### [EXERCISE INSTRUCTIONS]
Each line that holds the word "icon" is to be identified and copied.

(Figure collection entries)
--------------------

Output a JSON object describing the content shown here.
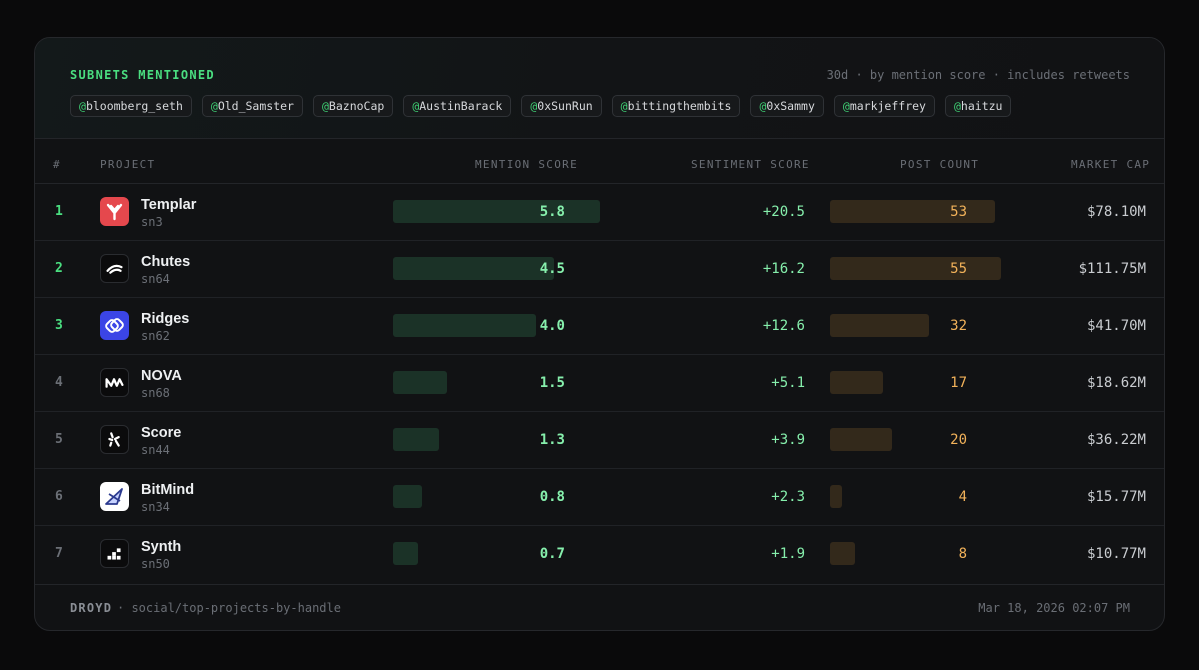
{
  "header": {
    "title": "SUBNETS MENTIONED",
    "meta": "30d · by mention score · includes retweets",
    "handles": [
      "bloomberg_seth",
      "Old_Samster",
      "BaznoCap",
      "AustinBarack",
      "0xSunRun",
      "bittingthembits",
      "0xSammy",
      "markjeffrey",
      "haitzu"
    ]
  },
  "columns": {
    "rank": "#",
    "project": "PROJECT",
    "mention": "MENTION SCORE",
    "sentiment": "SENTIMENT SCORE",
    "posts": "POST COUNT",
    "cap": "MARKET CAP"
  },
  "colors": {
    "accent": "#4ade80",
    "top_rank": "#4ade80",
    "rank": "#6b6f76",
    "mention_bar": "#1b3227",
    "post_bar": "#33291b"
  },
  "rows": [
    {
      "rank": "1",
      "name": "Templar",
      "subnet": "sn3",
      "icon": "templar-logo",
      "mention": 5.8,
      "mention_label": "5.8",
      "sentiment": "+20.5",
      "posts": 53,
      "posts_label": "53",
      "cap": "$78.10M"
    },
    {
      "rank": "2",
      "name": "Chutes",
      "subnet": "sn64",
      "icon": "chutes-logo",
      "mention": 4.5,
      "mention_label": "4.5",
      "sentiment": "+16.2",
      "posts": 55,
      "posts_label": "55",
      "cap": "$111.75M"
    },
    {
      "rank": "3",
      "name": "Ridges",
      "subnet": "sn62",
      "icon": "ridges-logo",
      "mention": 4.0,
      "mention_label": "4.0",
      "sentiment": "+12.6",
      "posts": 32,
      "posts_label": "32",
      "cap": "$41.70M"
    },
    {
      "rank": "4",
      "name": "NOVA",
      "subnet": "sn68",
      "icon": "nova-logo",
      "mention": 1.5,
      "mention_label": "1.5",
      "sentiment": "+5.1",
      "posts": 17,
      "posts_label": "17",
      "cap": "$18.62M"
    },
    {
      "rank": "5",
      "name": "Score",
      "subnet": "sn44",
      "icon": "score-logo",
      "mention": 1.3,
      "mention_label": "1.3",
      "sentiment": "+3.9",
      "posts": 20,
      "posts_label": "20",
      "cap": "$36.22M"
    },
    {
      "rank": "6",
      "name": "BitMind",
      "subnet": "sn34",
      "icon": "bitmind-logo",
      "mention": 0.8,
      "mention_label": "0.8",
      "sentiment": "+2.3",
      "posts": 4,
      "posts_label": "4",
      "cap": "$15.77M"
    },
    {
      "rank": "7",
      "name": "Synth",
      "subnet": "sn50",
      "icon": "synth-logo",
      "mention": 0.7,
      "mention_label": "0.7",
      "sentiment": "+1.9",
      "posts": 8,
      "posts_label": "8",
      "cap": "$10.77M"
    }
  ],
  "scale": {
    "mention_max": 5.8,
    "posts_max": 55
  },
  "footer": {
    "brand": "DROYD",
    "path": "· social/top-projects-by-handle",
    "timestamp": "Mar 18, 2026 02:07 PM"
  }
}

--------------------

### [WORKED ANSWER]
      "icon": "templar-logo",
      "icon": "chutes-logo",
      "icon": "ridges-logo",
      "icon": "nova-logo",
      "icon": "score-logo",
      "icon": "bitmind-logo",
      "icon": "synth-logo",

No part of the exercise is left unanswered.